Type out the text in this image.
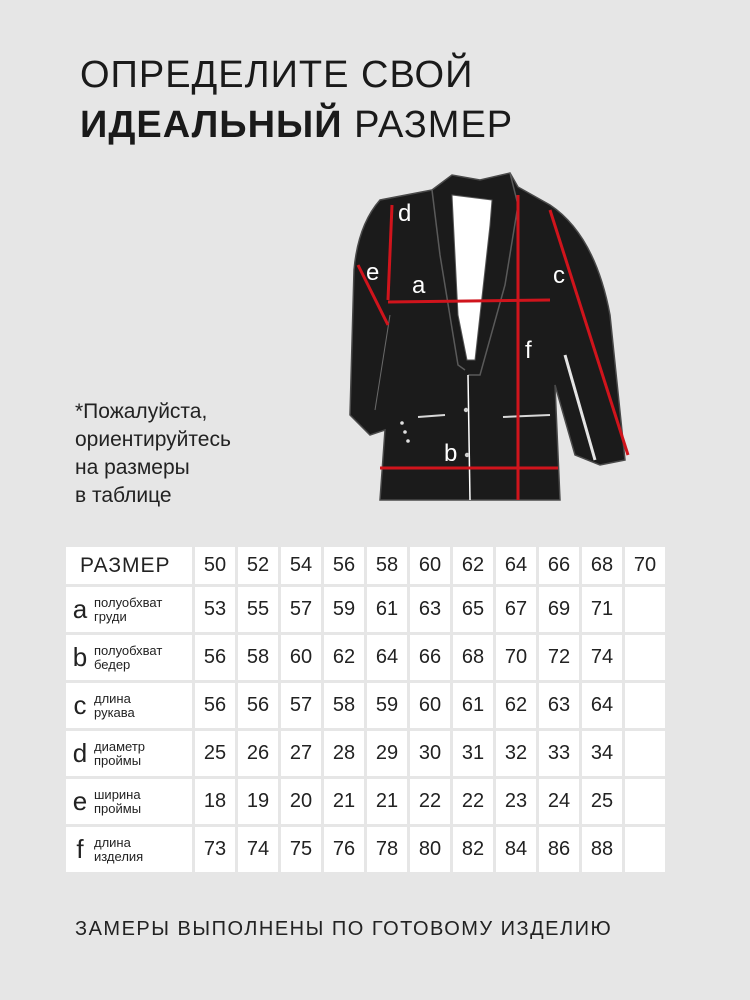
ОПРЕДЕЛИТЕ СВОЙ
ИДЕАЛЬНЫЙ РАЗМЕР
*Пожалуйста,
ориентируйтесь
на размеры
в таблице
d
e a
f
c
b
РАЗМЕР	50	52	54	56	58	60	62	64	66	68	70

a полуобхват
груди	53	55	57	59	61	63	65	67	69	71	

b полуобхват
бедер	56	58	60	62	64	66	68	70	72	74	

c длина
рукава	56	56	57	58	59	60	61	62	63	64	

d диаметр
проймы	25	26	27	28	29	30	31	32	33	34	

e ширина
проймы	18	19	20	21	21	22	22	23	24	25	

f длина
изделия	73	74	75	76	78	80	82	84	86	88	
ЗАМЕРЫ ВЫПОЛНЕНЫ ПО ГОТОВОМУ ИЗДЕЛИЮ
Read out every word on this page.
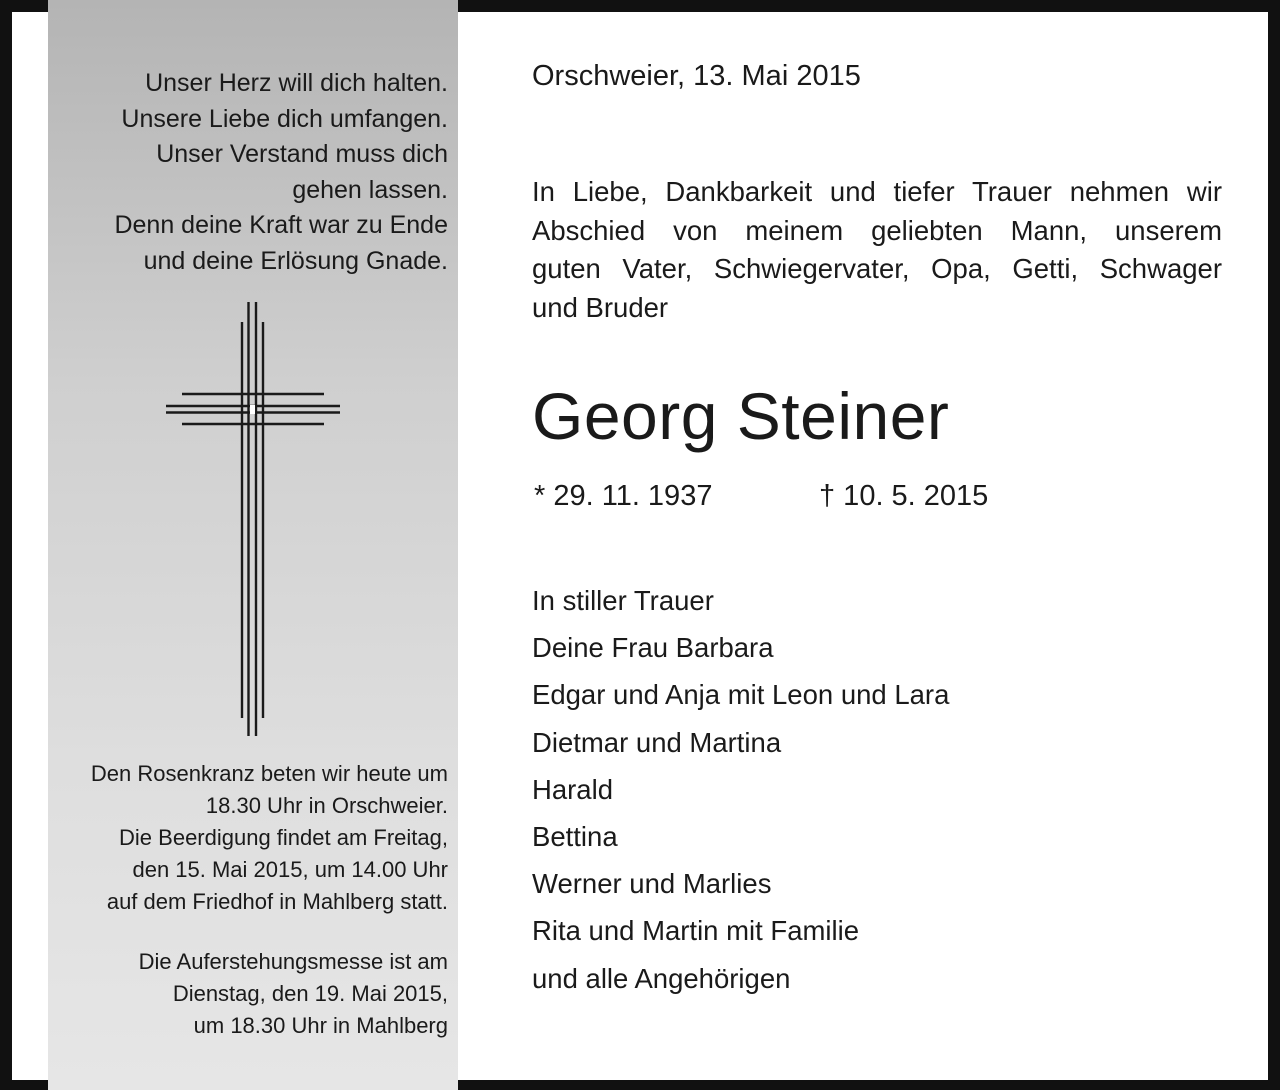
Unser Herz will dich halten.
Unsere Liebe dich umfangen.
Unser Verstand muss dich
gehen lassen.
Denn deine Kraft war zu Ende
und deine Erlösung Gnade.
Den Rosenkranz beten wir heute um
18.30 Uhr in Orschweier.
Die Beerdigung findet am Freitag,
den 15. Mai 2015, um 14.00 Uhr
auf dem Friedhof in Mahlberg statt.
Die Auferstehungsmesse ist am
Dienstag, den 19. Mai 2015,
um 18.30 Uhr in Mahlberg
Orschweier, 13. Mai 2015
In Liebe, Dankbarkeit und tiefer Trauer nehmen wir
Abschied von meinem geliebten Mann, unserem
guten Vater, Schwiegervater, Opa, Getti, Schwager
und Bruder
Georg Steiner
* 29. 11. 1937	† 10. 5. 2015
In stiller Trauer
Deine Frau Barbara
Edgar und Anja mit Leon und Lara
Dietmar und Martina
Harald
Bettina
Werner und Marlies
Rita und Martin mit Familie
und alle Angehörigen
* * *
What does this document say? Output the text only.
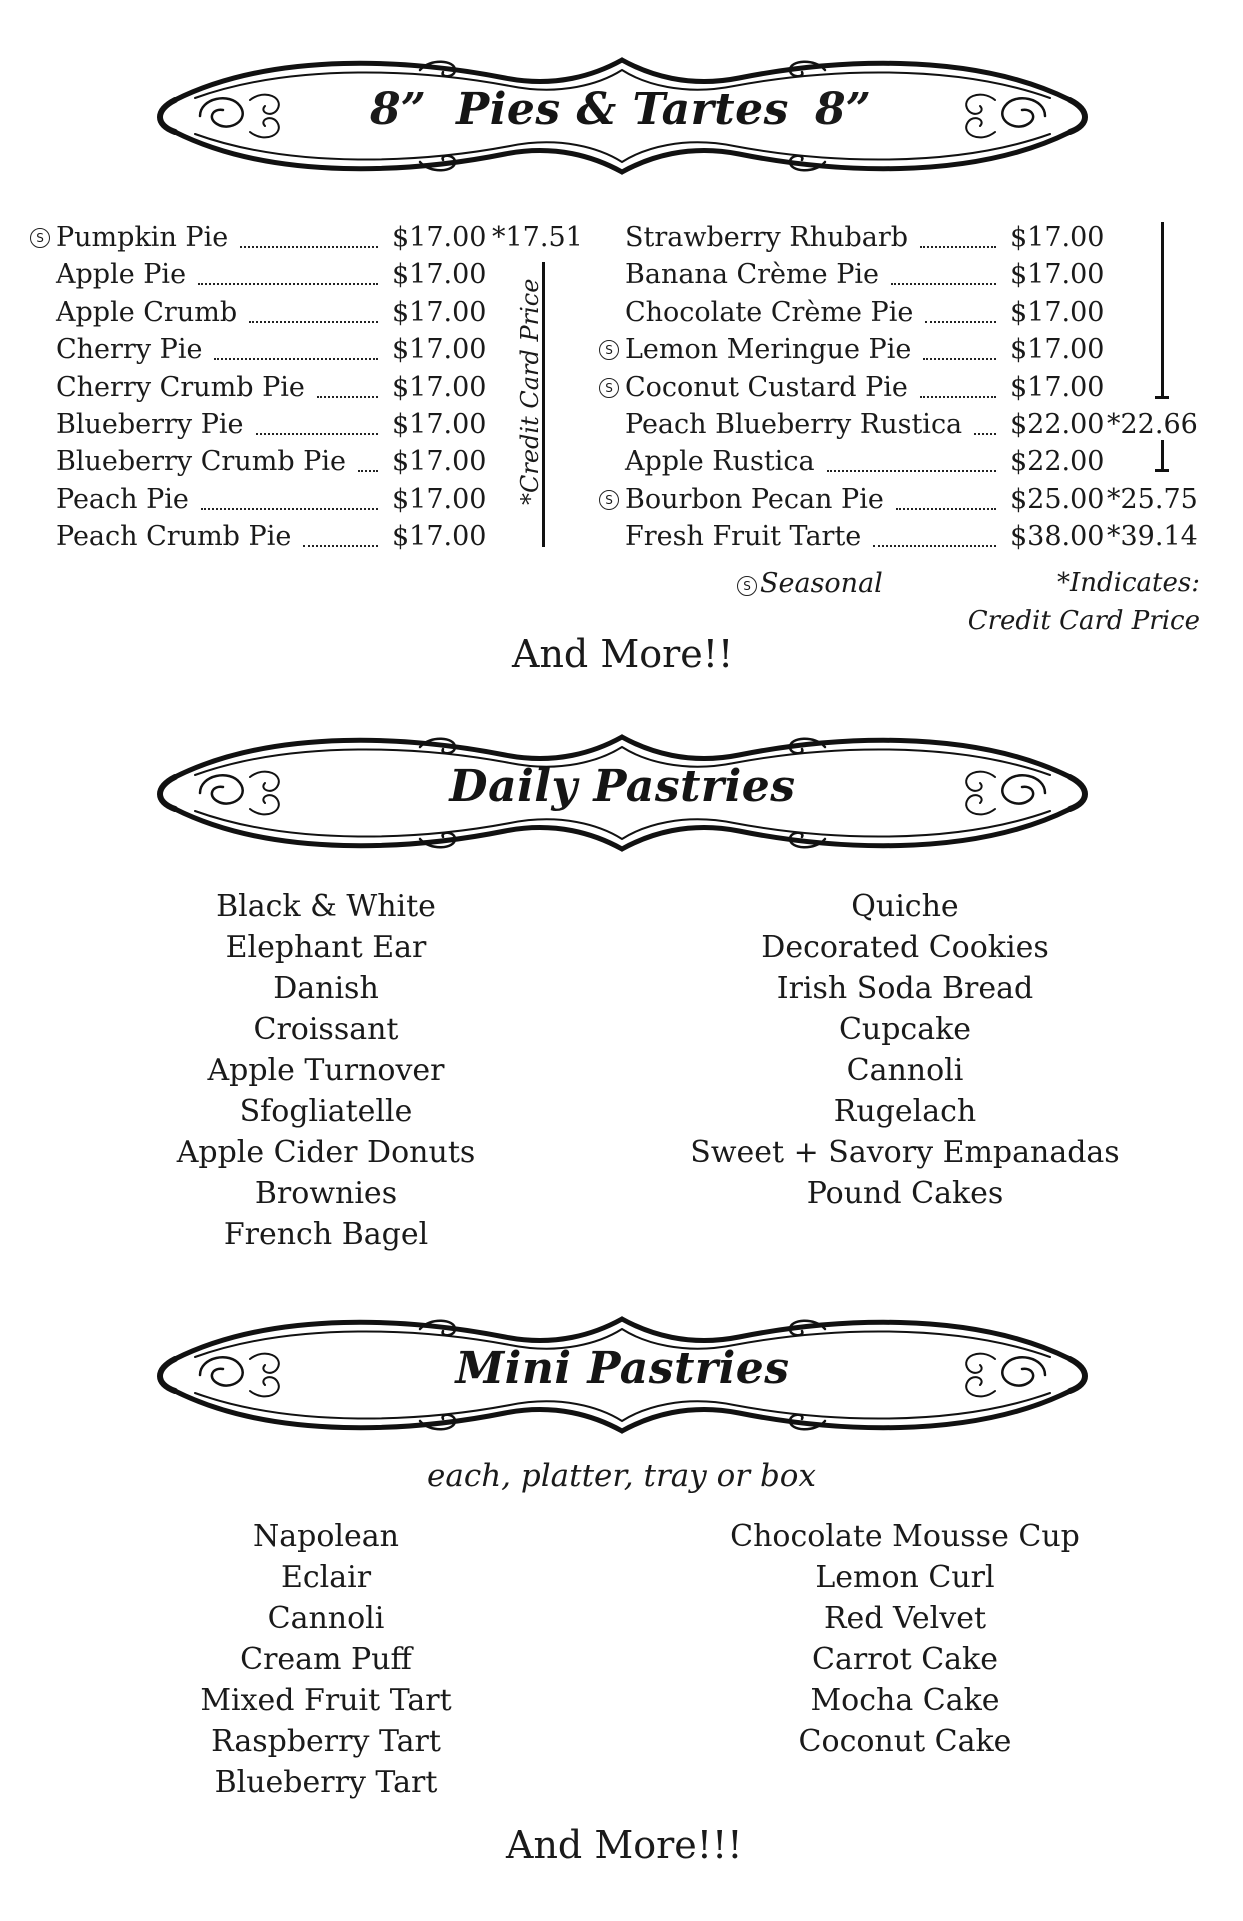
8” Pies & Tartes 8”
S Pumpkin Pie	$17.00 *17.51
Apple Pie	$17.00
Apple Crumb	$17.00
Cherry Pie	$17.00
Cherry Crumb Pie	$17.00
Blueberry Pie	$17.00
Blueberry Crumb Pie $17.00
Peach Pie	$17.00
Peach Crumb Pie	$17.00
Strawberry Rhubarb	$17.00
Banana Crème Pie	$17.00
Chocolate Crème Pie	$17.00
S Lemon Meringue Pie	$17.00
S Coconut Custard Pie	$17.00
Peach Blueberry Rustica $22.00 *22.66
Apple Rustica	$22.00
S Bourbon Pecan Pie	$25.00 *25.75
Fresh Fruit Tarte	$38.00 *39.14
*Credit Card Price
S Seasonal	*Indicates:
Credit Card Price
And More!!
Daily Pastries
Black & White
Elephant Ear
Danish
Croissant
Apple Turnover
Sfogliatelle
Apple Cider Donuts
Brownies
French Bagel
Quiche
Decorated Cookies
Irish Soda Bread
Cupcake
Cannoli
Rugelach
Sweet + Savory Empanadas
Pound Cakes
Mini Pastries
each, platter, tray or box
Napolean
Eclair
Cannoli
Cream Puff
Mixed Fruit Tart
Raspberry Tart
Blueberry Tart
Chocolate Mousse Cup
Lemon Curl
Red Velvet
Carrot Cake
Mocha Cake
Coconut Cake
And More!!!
---
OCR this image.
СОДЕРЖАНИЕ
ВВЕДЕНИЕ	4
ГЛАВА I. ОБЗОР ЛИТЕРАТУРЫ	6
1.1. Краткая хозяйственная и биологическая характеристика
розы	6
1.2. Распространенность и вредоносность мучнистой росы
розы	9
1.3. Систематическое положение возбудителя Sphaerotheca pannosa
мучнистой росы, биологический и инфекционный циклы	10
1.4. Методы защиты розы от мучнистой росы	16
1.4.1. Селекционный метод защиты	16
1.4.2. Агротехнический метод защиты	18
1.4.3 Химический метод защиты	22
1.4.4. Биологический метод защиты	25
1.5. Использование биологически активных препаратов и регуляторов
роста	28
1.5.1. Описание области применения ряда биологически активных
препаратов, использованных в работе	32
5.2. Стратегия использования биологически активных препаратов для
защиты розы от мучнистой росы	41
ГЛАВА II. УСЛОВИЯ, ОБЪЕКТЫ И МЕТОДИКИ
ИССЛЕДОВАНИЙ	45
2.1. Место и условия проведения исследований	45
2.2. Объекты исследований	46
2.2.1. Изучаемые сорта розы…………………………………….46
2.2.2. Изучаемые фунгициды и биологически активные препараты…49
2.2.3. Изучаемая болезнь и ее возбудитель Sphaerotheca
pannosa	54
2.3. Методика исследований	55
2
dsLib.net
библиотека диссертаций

### [Required task]
The word "Изучаемые" may turn up on some lines of these records; say how many, with no other words.

### [Full response]
2